§ PROBLEM DETAILS: Wherever "triketo" appears in a line, copy that line.

§ THE RECORDS:
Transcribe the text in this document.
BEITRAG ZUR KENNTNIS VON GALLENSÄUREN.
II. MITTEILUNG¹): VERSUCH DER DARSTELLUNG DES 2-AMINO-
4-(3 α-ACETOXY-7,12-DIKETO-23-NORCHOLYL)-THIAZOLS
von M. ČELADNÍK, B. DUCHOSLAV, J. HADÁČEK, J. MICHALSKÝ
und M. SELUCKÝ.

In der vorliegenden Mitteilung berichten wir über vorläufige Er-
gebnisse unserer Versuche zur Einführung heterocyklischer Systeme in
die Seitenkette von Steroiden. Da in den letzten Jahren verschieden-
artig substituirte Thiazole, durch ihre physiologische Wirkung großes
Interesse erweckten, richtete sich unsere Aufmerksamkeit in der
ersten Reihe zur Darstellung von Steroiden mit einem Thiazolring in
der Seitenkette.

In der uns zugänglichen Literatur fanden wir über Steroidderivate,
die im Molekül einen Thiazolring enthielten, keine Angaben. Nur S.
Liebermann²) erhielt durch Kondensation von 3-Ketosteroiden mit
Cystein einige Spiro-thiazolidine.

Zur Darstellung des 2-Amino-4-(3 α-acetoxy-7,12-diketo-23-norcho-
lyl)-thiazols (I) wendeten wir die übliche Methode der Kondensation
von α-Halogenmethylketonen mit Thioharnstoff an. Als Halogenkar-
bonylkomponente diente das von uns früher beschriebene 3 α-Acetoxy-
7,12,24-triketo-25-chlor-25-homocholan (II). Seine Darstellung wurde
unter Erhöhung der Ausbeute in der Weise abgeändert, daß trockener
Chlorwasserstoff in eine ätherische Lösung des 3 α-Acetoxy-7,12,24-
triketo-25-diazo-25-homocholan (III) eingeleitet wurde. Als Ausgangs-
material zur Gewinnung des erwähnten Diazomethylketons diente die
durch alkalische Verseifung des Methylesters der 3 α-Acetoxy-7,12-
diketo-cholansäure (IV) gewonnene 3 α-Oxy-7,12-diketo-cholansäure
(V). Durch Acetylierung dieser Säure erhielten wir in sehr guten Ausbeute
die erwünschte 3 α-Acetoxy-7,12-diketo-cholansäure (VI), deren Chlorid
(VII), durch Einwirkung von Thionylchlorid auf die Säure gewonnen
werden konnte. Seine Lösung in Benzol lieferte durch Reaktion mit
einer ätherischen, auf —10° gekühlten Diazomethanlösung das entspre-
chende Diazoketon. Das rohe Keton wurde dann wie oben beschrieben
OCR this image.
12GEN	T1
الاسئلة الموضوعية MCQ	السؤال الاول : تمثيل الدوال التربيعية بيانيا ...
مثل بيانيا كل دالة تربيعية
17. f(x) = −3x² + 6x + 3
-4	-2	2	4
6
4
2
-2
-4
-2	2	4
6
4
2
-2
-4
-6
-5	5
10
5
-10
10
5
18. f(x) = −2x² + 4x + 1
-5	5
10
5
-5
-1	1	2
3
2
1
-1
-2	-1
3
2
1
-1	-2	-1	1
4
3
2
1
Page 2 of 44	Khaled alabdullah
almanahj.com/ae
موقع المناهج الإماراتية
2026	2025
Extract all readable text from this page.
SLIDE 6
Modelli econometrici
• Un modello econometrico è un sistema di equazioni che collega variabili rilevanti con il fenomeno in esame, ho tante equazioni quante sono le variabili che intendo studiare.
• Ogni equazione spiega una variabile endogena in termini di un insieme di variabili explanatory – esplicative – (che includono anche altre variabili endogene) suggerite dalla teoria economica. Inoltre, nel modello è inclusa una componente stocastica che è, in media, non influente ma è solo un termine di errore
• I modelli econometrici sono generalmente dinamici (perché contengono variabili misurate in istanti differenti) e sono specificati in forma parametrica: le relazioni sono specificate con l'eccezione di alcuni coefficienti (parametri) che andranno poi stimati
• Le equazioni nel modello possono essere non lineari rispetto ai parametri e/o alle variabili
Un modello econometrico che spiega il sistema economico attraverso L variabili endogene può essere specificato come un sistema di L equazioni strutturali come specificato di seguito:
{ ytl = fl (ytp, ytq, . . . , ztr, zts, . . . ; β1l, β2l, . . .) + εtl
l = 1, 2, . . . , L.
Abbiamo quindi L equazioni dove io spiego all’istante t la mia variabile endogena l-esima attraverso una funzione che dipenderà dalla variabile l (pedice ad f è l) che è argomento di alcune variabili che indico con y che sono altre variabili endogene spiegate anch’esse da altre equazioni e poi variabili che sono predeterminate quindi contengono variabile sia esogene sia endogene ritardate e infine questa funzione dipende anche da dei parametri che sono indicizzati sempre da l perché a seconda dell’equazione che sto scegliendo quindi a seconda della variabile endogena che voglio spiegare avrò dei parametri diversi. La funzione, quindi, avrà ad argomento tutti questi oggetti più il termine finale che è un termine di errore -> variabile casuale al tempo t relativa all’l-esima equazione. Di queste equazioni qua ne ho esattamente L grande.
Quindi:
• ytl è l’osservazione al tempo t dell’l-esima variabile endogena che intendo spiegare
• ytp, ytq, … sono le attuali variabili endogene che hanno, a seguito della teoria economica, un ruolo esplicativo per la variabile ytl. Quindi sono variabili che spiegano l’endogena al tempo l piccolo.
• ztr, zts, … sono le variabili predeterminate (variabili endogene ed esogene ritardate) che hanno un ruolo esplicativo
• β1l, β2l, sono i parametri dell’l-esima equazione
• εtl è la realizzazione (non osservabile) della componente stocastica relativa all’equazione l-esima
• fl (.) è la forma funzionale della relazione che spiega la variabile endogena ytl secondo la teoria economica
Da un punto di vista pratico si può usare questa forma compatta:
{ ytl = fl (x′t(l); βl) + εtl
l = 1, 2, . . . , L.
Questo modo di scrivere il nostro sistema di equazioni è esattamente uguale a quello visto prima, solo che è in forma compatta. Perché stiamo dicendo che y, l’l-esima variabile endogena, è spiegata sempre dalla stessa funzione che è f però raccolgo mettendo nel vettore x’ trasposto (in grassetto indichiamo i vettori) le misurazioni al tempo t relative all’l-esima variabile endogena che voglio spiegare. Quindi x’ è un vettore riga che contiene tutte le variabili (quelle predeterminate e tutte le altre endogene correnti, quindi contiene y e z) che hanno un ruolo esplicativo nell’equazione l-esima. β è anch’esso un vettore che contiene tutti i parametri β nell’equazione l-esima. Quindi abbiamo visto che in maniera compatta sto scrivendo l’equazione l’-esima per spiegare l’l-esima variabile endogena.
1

§ ANSWER BELOW:
7,12,24-triketo-25-chlor-25-homocholan (II). Seine Darstellung wurde
triketo-25-diazo-25-homocholan (III) eingeleitet wurde. Als Ausgangs-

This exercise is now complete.